Document page data

● ● ● ● ●

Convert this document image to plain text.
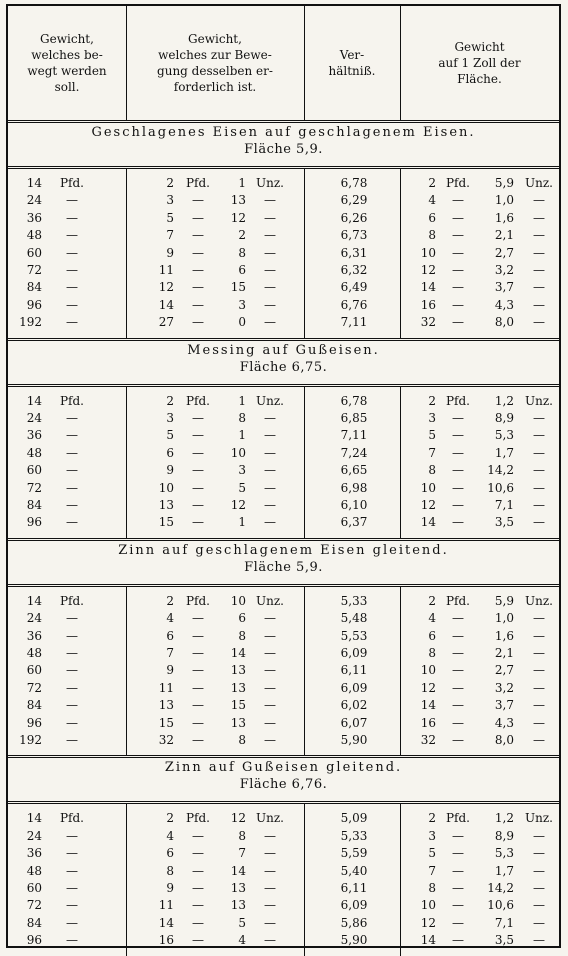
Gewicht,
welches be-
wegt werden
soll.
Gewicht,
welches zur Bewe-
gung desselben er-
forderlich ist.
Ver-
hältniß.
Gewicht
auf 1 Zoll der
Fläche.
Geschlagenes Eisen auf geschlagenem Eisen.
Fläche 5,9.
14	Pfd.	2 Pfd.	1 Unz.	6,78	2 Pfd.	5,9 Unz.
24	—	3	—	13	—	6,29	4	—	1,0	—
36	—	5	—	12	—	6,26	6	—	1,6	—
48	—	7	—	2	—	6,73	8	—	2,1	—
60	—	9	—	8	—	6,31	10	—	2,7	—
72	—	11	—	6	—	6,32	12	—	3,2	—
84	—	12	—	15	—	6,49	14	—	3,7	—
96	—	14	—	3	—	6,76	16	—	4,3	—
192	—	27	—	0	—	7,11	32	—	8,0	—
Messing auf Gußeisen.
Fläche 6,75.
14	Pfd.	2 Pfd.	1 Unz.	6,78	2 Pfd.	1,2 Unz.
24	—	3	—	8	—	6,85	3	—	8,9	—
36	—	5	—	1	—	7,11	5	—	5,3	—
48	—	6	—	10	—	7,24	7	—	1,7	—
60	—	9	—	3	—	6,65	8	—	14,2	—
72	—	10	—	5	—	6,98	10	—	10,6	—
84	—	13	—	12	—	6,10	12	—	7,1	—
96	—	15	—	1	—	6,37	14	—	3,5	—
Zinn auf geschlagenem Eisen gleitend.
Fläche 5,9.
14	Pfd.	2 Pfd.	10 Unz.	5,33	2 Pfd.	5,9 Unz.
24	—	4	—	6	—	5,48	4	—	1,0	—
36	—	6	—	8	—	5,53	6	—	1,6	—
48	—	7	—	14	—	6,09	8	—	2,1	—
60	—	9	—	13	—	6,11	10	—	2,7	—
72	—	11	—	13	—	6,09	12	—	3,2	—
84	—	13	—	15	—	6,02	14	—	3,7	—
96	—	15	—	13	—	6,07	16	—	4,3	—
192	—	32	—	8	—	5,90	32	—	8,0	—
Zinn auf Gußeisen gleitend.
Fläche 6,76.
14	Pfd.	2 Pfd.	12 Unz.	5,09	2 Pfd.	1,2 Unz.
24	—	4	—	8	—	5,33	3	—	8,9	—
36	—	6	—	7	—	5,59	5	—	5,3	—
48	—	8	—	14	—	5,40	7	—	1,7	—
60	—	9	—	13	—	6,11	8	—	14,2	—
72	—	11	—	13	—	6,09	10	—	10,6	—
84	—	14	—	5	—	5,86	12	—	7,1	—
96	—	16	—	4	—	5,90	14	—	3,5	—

● ● ● ● ●

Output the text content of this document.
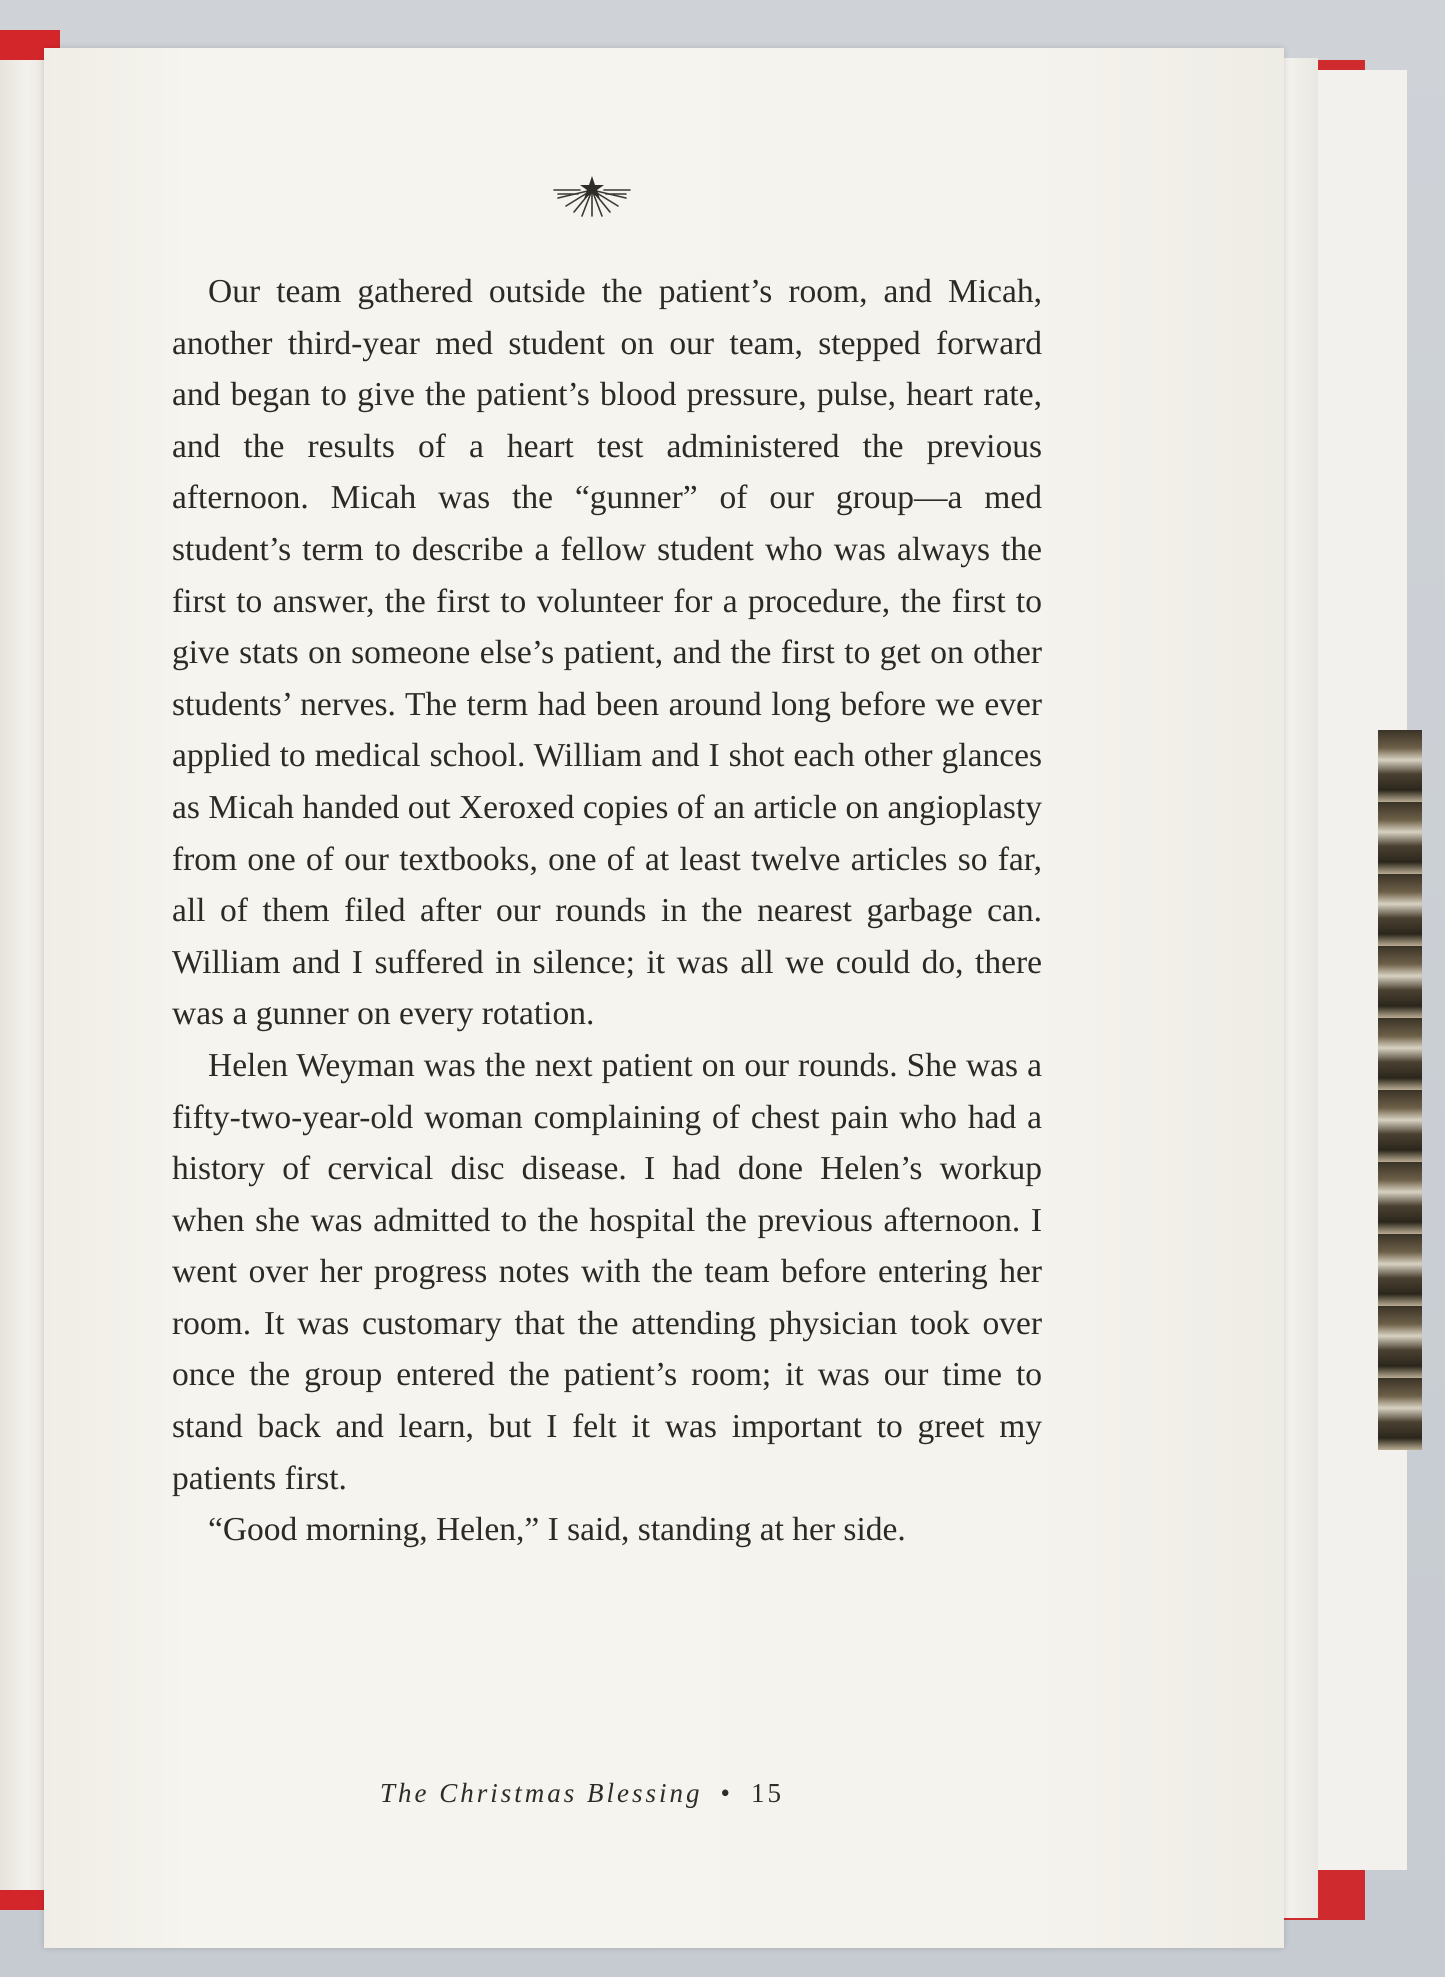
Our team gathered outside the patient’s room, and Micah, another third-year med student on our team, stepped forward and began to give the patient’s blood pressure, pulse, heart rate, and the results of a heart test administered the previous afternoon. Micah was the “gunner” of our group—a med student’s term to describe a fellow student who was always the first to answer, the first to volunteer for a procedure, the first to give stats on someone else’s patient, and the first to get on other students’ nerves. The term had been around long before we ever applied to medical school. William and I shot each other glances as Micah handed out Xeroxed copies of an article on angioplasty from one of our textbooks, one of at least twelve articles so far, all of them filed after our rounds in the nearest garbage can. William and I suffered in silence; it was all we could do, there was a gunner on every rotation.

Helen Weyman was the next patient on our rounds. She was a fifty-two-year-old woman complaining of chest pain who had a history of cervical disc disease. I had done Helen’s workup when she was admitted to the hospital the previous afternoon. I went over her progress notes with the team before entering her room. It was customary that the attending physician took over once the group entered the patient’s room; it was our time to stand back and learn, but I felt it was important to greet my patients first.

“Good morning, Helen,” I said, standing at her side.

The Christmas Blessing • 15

● ● ● ● ●

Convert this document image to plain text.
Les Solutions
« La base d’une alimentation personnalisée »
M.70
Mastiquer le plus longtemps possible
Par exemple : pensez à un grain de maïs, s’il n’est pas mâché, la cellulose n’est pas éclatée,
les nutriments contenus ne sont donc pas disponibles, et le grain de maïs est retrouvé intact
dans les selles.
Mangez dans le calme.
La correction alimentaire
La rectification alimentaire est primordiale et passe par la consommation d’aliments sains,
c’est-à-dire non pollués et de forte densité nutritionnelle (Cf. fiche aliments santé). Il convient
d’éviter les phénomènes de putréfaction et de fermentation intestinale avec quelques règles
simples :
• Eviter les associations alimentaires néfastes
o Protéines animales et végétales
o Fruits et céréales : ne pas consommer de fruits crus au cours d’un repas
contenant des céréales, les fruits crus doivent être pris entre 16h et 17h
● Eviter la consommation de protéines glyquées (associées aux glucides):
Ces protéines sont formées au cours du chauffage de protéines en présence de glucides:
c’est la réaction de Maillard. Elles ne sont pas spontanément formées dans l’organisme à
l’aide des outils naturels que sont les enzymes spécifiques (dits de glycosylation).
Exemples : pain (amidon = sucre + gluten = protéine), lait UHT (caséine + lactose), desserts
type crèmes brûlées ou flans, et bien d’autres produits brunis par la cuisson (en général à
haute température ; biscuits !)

● ● ● ● ●

● **What you have to do**
Every line in the entries above that has the word "aliments" should be identified and copied.

● **Answer to the problem**
La rectification alimentaire est primordiale et passe par la consommation d’aliments sains,
c’est-à-dire non pollués et de forte densité nutritionnelle (Cf. fiche aliments santé). Il convient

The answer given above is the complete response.